(Exercise objective):
Read the records below and copy each line that contains "Info".

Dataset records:
◆ ◆ ◆

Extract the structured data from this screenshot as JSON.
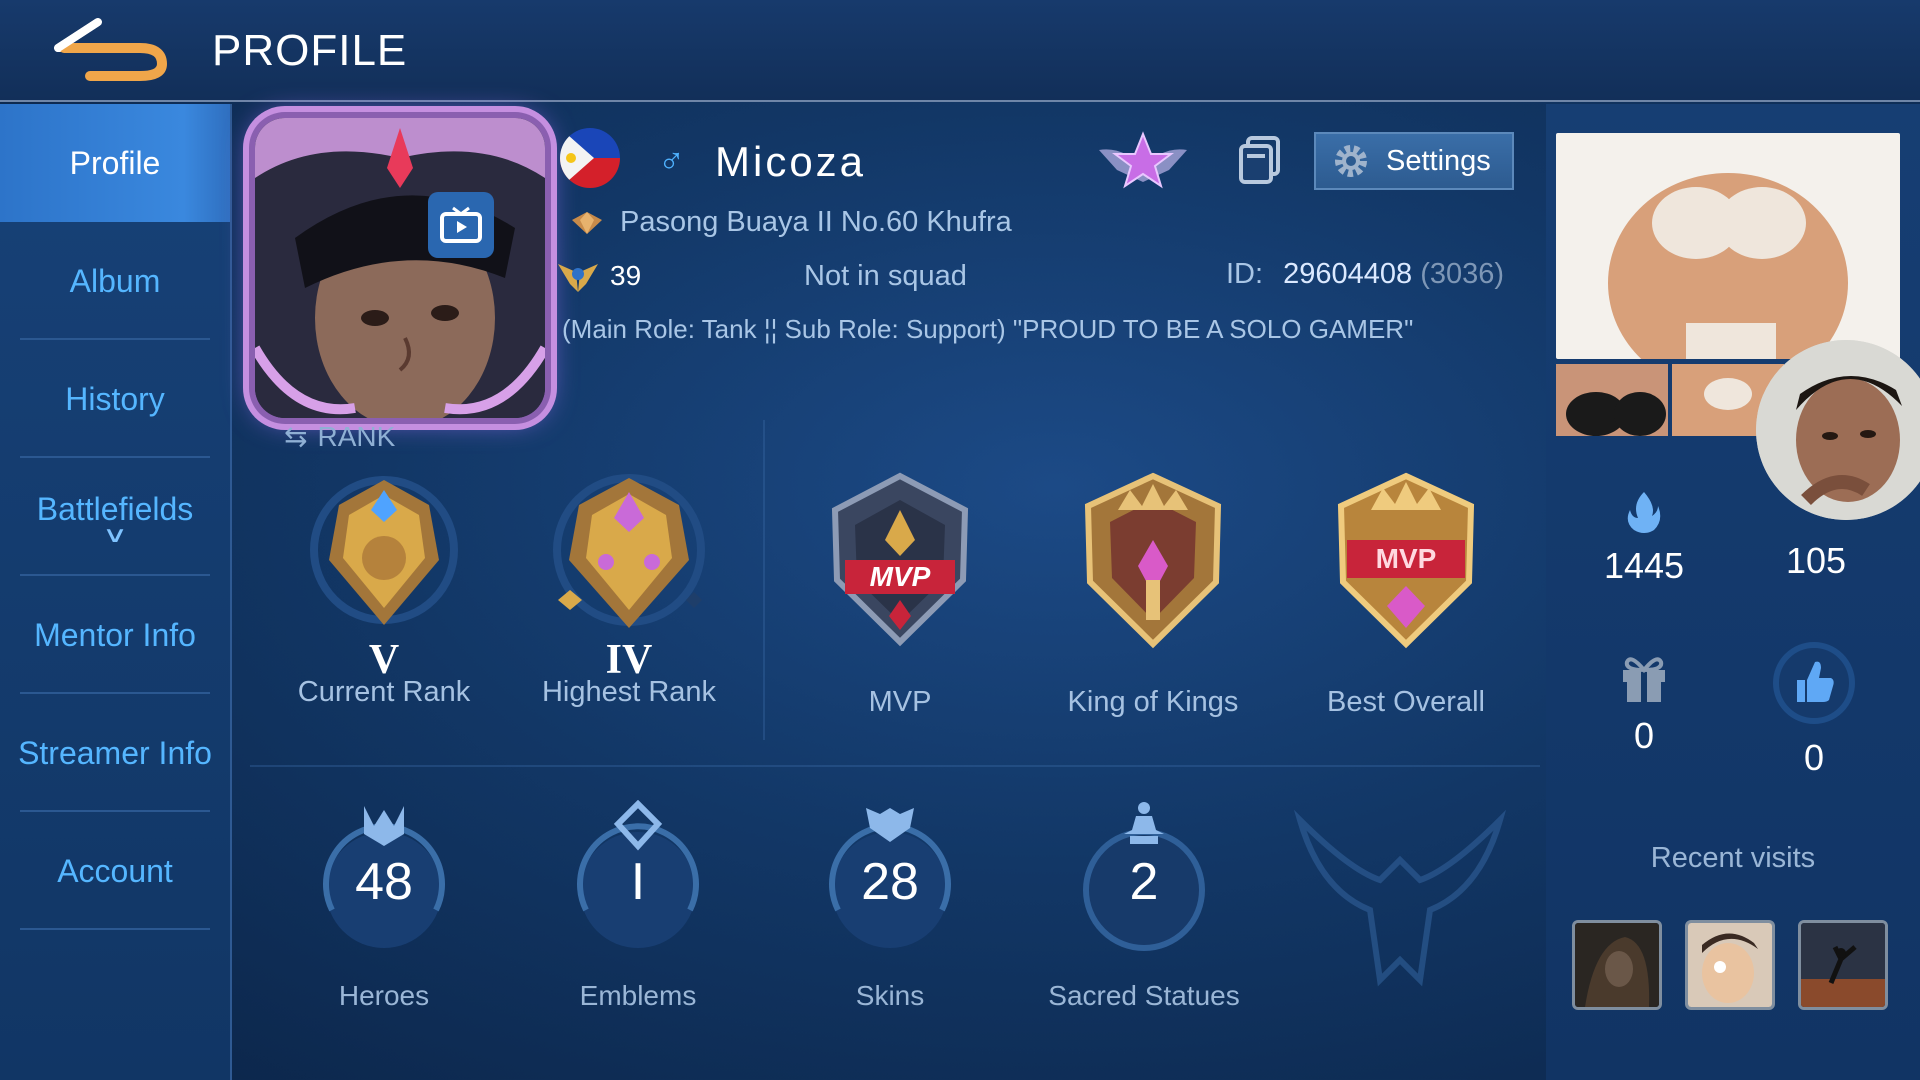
{
  "header": {
    "title": "PROFILE"
  },
  "sidebar": {
    "items": [
      {
        "label": "Profile",
        "active": true
      },
      {
        "label": "Album"
      },
      {
        "label": "History"
      },
      {
        "label": "Battlefields",
        "expandable": true
      },
      {
        "label": "Mentor Info"
      },
      {
        "label": "Streamer Info"
      },
      {
        "label": "Account"
      }
    ]
  },
  "profile": {
    "name": "Micoza",
    "gender_symbol": "♂",
    "location": "Pasong Buaya II No.60 Khufra",
    "level": "39",
    "squad": "Not in squad",
    "id_label": "ID:",
    "id": "29604408",
    "server": "(3036)",
    "bio": "(Main Role: Tank ¦¦ Sub Role: Support) \"PROUD TO BE A SOLO GAMER\"",
    "rank_caption": "RANK",
    "settings_label": "Settings"
  },
  "badges": [
    {
      "roman": "V",
      "label": "Current Rank"
    },
    {
      "roman": "IV",
      "label": "Highest Rank"
    },
    {
      "roman": "",
      "label": "MVP"
    },
    {
      "roman": "",
      "label": "King of Kings"
    },
    {
      "roman": "",
      "label": "Best Overall"
    }
  ],
  "stats": [
    {
      "value": "48",
      "label": "Heroes"
    },
    {
      "value": "I",
      "label": "Emblems"
    },
    {
      "value": "28",
      "label": "Skins"
    },
    {
      "value": "2",
      "label": "Sacred Statues"
    }
  ],
  "right_panel": {
    "popularity": "1445",
    "followers": "105",
    "gifts": "0",
    "likes": "0",
    "recent_visits_label": "Recent visits"
  },
  "colors": {
    "accent": "#55b6ff",
    "active_tab": "#3a88de",
    "gold": "#d9a94a"
  }
}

◆ ◆ ◆

(Answer for the task):
        "label": "Mentor Info"
        "label": "Streamer Info"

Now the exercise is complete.